----- Exercise materials -----

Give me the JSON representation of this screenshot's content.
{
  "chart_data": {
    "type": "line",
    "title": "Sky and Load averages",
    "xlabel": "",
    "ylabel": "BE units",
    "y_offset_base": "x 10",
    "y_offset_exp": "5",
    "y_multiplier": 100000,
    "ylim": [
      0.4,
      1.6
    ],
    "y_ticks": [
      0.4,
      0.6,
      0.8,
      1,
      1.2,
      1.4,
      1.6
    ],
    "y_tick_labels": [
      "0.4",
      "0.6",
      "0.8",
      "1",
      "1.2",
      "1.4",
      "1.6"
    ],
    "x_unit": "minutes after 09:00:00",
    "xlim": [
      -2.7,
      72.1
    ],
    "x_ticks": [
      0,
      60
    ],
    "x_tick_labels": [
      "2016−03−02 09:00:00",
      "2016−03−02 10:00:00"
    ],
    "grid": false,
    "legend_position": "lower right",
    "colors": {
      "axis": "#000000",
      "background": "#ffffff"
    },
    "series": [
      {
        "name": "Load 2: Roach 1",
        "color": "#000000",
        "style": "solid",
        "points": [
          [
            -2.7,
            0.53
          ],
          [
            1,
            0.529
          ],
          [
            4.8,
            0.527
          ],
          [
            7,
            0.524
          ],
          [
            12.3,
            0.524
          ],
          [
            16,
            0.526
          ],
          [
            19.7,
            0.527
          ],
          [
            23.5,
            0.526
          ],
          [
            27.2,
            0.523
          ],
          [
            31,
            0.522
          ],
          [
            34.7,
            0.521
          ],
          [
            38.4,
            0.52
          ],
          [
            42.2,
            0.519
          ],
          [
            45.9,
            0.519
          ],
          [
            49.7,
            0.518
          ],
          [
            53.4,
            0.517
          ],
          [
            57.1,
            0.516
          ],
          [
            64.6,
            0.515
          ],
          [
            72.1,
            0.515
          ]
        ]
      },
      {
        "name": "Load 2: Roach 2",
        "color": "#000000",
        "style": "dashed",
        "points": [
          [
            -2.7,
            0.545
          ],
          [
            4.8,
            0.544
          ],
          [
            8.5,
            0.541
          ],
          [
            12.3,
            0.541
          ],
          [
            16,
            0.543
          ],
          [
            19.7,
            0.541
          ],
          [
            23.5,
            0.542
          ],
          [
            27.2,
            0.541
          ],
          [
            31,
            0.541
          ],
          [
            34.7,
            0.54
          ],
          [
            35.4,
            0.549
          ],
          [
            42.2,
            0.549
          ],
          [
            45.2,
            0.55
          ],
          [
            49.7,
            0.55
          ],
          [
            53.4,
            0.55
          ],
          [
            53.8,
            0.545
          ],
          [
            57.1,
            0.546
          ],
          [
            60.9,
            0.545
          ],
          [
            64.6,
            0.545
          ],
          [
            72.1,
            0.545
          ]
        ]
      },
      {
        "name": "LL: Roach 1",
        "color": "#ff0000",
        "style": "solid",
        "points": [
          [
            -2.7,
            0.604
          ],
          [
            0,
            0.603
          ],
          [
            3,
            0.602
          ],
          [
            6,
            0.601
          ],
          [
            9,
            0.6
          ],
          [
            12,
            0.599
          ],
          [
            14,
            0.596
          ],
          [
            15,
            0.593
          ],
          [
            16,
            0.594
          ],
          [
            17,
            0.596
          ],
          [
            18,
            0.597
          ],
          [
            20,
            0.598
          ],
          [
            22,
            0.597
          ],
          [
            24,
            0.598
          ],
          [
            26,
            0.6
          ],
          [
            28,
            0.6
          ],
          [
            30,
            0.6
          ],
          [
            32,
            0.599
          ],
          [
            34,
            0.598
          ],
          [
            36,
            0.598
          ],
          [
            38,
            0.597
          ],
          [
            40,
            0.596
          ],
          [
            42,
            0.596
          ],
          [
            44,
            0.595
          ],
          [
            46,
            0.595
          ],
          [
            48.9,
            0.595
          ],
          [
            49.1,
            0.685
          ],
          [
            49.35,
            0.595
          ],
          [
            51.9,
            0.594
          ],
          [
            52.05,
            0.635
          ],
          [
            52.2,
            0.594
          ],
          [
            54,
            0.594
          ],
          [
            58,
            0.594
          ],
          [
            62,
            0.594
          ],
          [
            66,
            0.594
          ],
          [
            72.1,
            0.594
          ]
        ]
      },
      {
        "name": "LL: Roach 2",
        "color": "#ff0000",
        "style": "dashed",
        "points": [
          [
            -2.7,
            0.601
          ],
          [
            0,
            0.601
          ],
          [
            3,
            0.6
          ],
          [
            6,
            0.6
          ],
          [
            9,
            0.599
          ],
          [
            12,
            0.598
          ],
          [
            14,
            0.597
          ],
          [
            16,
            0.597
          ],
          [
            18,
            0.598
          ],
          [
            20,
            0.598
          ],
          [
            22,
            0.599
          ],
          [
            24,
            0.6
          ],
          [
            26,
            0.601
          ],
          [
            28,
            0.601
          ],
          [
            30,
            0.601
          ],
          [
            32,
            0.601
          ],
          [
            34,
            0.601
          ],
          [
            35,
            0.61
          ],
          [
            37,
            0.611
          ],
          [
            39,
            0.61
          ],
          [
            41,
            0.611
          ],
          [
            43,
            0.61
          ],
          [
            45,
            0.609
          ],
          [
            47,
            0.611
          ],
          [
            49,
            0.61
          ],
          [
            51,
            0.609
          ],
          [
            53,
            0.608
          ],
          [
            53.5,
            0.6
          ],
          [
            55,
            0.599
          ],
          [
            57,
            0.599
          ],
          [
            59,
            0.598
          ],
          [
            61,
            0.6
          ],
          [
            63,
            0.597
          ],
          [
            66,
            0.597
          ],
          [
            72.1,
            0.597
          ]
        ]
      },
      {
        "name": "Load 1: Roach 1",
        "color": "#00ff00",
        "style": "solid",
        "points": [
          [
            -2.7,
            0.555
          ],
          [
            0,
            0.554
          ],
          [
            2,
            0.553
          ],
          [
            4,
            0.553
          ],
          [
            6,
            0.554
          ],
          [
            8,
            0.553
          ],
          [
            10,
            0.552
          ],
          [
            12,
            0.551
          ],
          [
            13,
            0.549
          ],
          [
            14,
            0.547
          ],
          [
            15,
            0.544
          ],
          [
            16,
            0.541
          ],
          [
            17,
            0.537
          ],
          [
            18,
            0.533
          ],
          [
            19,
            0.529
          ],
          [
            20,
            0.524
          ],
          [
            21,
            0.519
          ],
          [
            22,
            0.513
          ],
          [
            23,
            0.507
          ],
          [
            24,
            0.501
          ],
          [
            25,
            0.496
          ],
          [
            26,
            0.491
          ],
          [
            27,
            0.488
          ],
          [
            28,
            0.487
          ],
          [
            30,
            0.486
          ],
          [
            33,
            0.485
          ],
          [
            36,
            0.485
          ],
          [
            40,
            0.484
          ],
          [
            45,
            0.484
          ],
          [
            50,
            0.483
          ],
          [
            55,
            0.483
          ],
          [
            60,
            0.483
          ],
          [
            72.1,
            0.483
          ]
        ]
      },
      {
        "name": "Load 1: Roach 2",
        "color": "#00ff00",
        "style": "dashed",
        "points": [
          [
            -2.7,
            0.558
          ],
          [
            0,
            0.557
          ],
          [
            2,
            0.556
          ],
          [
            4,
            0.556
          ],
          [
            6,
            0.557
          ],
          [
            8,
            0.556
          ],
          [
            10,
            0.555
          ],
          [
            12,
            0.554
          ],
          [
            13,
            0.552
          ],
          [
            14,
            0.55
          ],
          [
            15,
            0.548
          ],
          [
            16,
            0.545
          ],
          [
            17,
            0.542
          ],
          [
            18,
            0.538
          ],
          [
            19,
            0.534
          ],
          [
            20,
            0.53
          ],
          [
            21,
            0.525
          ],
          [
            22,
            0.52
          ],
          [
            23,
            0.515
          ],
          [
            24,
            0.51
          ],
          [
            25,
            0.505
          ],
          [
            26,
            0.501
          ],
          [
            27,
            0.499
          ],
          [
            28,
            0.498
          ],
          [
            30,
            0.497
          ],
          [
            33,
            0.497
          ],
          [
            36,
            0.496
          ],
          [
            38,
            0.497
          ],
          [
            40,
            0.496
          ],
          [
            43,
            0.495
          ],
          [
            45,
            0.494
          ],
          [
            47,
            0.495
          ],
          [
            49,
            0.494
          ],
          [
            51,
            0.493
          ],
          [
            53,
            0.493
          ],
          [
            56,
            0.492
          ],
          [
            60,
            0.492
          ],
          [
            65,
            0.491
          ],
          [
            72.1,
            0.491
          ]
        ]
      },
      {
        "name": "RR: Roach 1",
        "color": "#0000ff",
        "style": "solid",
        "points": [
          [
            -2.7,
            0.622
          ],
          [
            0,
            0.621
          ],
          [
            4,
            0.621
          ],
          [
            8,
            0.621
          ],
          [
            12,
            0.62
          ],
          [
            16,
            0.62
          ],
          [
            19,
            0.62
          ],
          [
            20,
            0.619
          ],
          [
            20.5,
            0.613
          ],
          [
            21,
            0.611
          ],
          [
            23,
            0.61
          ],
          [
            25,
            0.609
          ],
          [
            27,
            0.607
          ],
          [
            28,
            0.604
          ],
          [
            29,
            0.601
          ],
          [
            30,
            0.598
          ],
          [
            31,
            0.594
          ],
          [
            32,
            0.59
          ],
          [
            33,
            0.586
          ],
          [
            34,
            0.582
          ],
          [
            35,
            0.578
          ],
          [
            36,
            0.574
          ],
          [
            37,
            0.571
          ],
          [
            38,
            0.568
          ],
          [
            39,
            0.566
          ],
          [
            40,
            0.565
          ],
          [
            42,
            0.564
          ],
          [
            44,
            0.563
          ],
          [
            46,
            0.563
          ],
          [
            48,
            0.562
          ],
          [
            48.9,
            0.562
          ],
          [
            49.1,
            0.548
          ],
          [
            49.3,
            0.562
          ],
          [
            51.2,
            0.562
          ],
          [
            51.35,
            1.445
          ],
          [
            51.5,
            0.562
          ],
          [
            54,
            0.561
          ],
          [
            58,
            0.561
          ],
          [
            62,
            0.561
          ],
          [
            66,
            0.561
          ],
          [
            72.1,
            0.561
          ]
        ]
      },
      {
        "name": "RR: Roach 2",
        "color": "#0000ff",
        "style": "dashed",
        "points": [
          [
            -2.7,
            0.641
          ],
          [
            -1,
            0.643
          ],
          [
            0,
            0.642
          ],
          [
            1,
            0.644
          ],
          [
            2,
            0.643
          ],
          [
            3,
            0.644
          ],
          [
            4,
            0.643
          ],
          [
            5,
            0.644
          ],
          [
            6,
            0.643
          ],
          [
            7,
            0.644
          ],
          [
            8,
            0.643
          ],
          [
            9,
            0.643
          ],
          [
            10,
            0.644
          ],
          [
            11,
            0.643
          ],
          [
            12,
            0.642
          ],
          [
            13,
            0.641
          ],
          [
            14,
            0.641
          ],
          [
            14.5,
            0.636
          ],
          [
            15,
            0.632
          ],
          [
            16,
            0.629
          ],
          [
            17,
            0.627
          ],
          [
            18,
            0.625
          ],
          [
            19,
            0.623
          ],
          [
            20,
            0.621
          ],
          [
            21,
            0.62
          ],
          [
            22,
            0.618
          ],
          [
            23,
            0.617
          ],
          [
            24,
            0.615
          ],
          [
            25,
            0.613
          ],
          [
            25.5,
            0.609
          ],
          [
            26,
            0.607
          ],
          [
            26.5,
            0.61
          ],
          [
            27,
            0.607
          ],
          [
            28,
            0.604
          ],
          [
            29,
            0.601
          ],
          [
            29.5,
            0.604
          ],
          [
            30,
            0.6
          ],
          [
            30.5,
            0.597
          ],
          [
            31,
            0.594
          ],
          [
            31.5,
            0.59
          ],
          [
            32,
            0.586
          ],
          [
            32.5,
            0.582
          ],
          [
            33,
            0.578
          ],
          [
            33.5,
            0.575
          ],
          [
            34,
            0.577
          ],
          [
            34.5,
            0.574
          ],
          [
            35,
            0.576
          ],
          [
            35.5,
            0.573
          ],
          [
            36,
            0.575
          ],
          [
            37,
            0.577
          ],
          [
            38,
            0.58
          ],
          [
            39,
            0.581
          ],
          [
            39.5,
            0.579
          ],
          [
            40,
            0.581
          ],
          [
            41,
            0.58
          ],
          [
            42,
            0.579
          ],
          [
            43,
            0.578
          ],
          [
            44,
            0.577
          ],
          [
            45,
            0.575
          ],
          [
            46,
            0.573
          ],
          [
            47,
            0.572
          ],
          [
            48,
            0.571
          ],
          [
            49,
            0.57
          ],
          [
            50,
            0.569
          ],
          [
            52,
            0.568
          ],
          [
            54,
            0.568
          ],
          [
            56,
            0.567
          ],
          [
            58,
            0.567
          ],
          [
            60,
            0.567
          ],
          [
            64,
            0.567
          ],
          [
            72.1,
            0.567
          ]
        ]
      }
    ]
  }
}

-----

▶ Problem: Wherever a line in the data above holds "name", copy that line.

▶ Task response:
        "name": "Load 2: Roach 1",
        "name": "Load 2: Roach 2",
        "name": "LL: Roach 1",
        "name": "LL: Roach 2",
        "name": "Load 1: Roach 1",
        "name": "Load 1: Roach 2",
        "name": "RR: Roach 1",
        "name": "RR: Roach 2",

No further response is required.